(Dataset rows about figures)
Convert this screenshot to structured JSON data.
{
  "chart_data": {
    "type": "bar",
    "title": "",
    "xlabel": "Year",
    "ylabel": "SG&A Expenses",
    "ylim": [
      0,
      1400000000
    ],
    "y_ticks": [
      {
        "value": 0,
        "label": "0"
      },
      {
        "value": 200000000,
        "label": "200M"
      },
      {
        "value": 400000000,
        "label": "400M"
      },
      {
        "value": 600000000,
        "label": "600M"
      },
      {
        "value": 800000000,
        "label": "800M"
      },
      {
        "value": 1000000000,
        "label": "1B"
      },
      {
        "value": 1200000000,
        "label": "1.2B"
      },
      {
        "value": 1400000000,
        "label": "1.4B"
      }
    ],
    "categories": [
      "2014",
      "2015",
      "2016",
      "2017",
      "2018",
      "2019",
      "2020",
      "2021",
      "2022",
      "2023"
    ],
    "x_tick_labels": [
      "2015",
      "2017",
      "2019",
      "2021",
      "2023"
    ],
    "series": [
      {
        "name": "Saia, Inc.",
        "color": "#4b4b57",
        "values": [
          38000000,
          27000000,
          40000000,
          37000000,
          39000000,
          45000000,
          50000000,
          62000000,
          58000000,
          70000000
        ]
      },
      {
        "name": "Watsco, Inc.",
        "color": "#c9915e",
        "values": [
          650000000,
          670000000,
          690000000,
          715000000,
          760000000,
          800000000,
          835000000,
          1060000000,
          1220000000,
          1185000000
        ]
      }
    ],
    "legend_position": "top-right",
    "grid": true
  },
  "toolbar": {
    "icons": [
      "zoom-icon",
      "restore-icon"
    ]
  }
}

Do this: The lines above should be duplicated exactly.

Solution for this problem:
Convert this screenshot to structured JSON data.
{
  "chart_data": {
    "type": "bar",
    "title": "",
    "xlabel": "Year",
    "ylabel": "SG&A Expenses",
    "ylim": [
      0,
      1400000000
    ],
    "y_ticks": [
      {
        "value": 0,
        "label": "0"
      },
      {
        "value": 200000000,
        "label": "200M"
      },
      {
        "value": 400000000,
        "label": "400M"
      },
      {
        "value": 600000000,
        "label": "600M"
      },
      {
        "value": 800000000,
        "label": "800M"
      },
      {
        "value": 1000000000,
        "label": "1B"
      },
      {
        "value": 1200000000,
        "label": "1.2B"
      },
      {
        "value": 1400000000,
        "label": "1.4B"
      }
    ],
    "categories": [
      "2014",
      "2015",
      "2016",
      "2017",
      "2018",
      "2019",
      "2020",
      "2021",
      "2022",
      "2023"
    ],
    "x_tick_labels": [
      "2015",
      "2017",
      "2019",
      "2021",
      "2023"
    ],
    "series": [
      {
        "name": "Saia, Inc.",
        "color": "#4b4b57",
        "values": [
          38000000,
          27000000,
          40000000,
          37000000,
          39000000,
          45000000,
          50000000,
          62000000,
          58000000,
          70000000
        ]
      },
      {
        "name": "Watsco, Inc.",
        "color": "#c9915e",
        "values": [
          650000000,
          670000000,
          690000000,
          715000000,
          760000000,
          800000000,
          835000000,
          1060000000,
          1220000000,
          1185000000
        ]
      }
    ],
    "legend_position": "top-right",
    "grid": true
  },
  "toolbar": {
    "icons": [
      "zoom-icon",
      "restore-icon"
    ]
  }
}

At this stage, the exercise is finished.